== Your objective ==
Repeat each record exactly. Any picture gets left out.
:::
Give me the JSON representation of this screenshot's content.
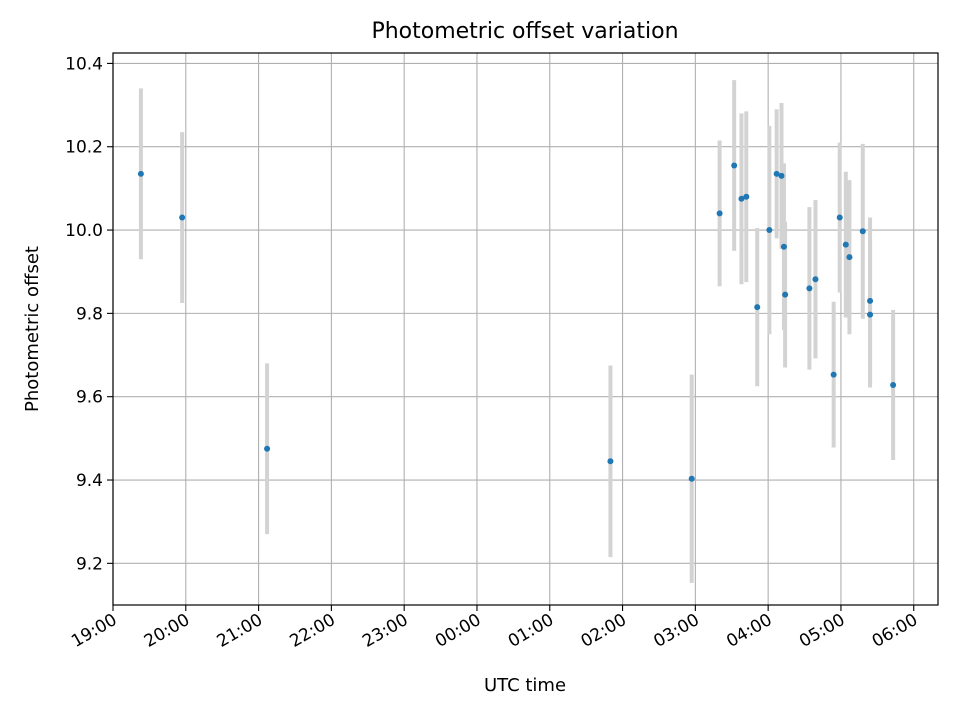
{
  "chart_data": {
    "type": "scatter",
    "title": "Photometric offset variation",
    "xlabel": "UTC time",
    "ylabel": "Photometric offset",
    "x_tick_labels": [
      "19:00",
      "20:00",
      "21:00",
      "22:00",
      "23:00",
      "00:00",
      "01:00",
      "02:00",
      "03:00",
      "04:00",
      "05:00",
      "06:00"
    ],
    "y_ticks": [
      9.2,
      9.4,
      9.6,
      9.8,
      10.0,
      10.2,
      10.4
    ],
    "y_tick_labels": [
      "9.2",
      "9.4",
      "9.6",
      "9.8",
      "10.0",
      "10.2",
      "10.4"
    ],
    "xlim": [
      "19:00",
      "06:20"
    ],
    "ylim": [
      9.1,
      10.425
    ],
    "grid": true,
    "legend": "none",
    "colors": {
      "point": "#1f77b4",
      "errorbar": "#d3d3d3",
      "grid": "#b0b0b0"
    },
    "series": [
      {
        "points": [
          {
            "time": "19:23",
            "y": 10.135,
            "err": 0.205
          },
          {
            "time": "19:57",
            "y": 10.03,
            "err": 0.205
          },
          {
            "time": "21:07",
            "y": 9.475,
            "err": 0.205
          },
          {
            "time": "01:50",
            "y": 9.445,
            "err": 0.23
          },
          {
            "time": "02:57",
            "y": 9.403,
            "err": 0.25
          },
          {
            "time": "03:20",
            "y": 10.04,
            "err": 0.175
          },
          {
            "time": "03:32",
            "y": 10.155,
            "err": 0.205
          },
          {
            "time": "03:38",
            "y": 10.075,
            "err": 0.205
          },
          {
            "time": "03:42",
            "y": 10.08,
            "err": 0.205
          },
          {
            "time": "03:51",
            "y": 9.815,
            "err": 0.19
          },
          {
            "time": "04:01",
            "y": 10.0,
            "err": 0.25
          },
          {
            "time": "04:07",
            "y": 10.135,
            "err": 0.155
          },
          {
            "time": "04:11",
            "y": 10.13,
            "err": 0.175
          },
          {
            "time": "04:13",
            "y": 9.96,
            "err": 0.2
          },
          {
            "time": "04:14",
            "y": 9.845,
            "err": 0.175
          },
          {
            "time": "04:34",
            "y": 9.86,
            "err": 0.195
          },
          {
            "time": "04:39",
            "y": 9.882,
            "err": 0.19
          },
          {
            "time": "04:54",
            "y": 9.653,
            "err": 0.175
          },
          {
            "time": "04:59",
            "y": 10.03,
            "err": 0.18
          },
          {
            "time": "05:04",
            "y": 9.965,
            "err": 0.175
          },
          {
            "time": "05:07",
            "y": 9.935,
            "err": 0.185
          },
          {
            "time": "05:18",
            "y": 9.997,
            "err": 0.21
          },
          {
            "time": "05:24",
            "y": 9.83,
            "err": 0.2
          },
          {
            "time": "05:24",
            "y": 9.797,
            "err": 0.175
          },
          {
            "time": "05:43",
            "y": 9.628,
            "err": 0.18
          }
        ]
      }
    ]
  }
}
:::
== Task answer ==
Give me the JSON representation of this screenshot's content.
{
  "chart_data": {
    "type": "scatter",
    "title": "Photometric offset variation",
    "xlabel": "UTC time",
    "ylabel": "Photometric offset",
    "x_tick_labels": [
      "19:00",
      "20:00",
      "21:00",
      "22:00",
      "23:00",
      "00:00",
      "01:00",
      "02:00",
      "03:00",
      "04:00",
      "05:00",
      "06:00"
    ],
    "y_ticks": [
      9.2,
      9.4,
      9.6,
      9.8,
      10.0,
      10.2,
      10.4
    ],
    "y_tick_labels": [
      "9.2",
      "9.4",
      "9.6",
      "9.8",
      "10.0",
      "10.2",
      "10.4"
    ],
    "xlim": [
      "19:00",
      "06:20"
    ],
    "ylim": [
      9.1,
      10.425
    ],
    "grid": true,
    "legend": "none",
    "colors": {
      "point": "#1f77b4",
      "errorbar": "#d3d3d3",
      "grid": "#b0b0b0"
    },
    "series": [
      {
        "points": [
          {
            "time": "19:23",
            "y": 10.135,
            "err": 0.205
          },
          {
            "time": "19:57",
            "y": 10.03,
            "err": 0.205
          },
          {
            "time": "21:07",
            "y": 9.475,
            "err": 0.205
          },
          {
            "time": "01:50",
            "y": 9.445,
            "err": 0.23
          },
          {
            "time": "02:57",
            "y": 9.403,
            "err": 0.25
          },
          {
            "time": "03:20",
            "y": 10.04,
            "err": 0.175
          },
          {
            "time": "03:32",
            "y": 10.155,
            "err": 0.205
          },
          {
            "time": "03:38",
            "y": 10.075,
            "err": 0.205
          },
          {
            "time": "03:42",
            "y": 10.08,
            "err": 0.205
          },
          {
            "time": "03:51",
            "y": 9.815,
            "err": 0.19
          },
          {
            "time": "04:01",
            "y": 10.0,
            "err": 0.25
          },
          {
            "time": "04:07",
            "y": 10.135,
            "err": 0.155
          },
          {
            "time": "04:11",
            "y": 10.13,
            "err": 0.175
          },
          {
            "time": "04:13",
            "y": 9.96,
            "err": 0.2
          },
          {
            "time": "04:14",
            "y": 9.845,
            "err": 0.175
          },
          {
            "time": "04:34",
            "y": 9.86,
            "err": 0.195
          },
          {
            "time": "04:39",
            "y": 9.882,
            "err": 0.19
          },
          {
            "time": "04:54",
            "y": 9.653,
            "err": 0.175
          },
          {
            "time": "04:59",
            "y": 10.03,
            "err": 0.18
          },
          {
            "time": "05:04",
            "y": 9.965,
            "err": 0.175
          },
          {
            "time": "05:07",
            "y": 9.935,
            "err": 0.185
          },
          {
            "time": "05:18",
            "y": 9.997,
            "err": 0.21
          },
          {
            "time": "05:24",
            "y": 9.83,
            "err": 0.2
          },
          {
            "time": "05:24",
            "y": 9.797,
            "err": 0.175
          },
          {
            "time": "05:43",
            "y": 9.628,
            "err": 0.18
          }
        ]
      }
    ]
  }
}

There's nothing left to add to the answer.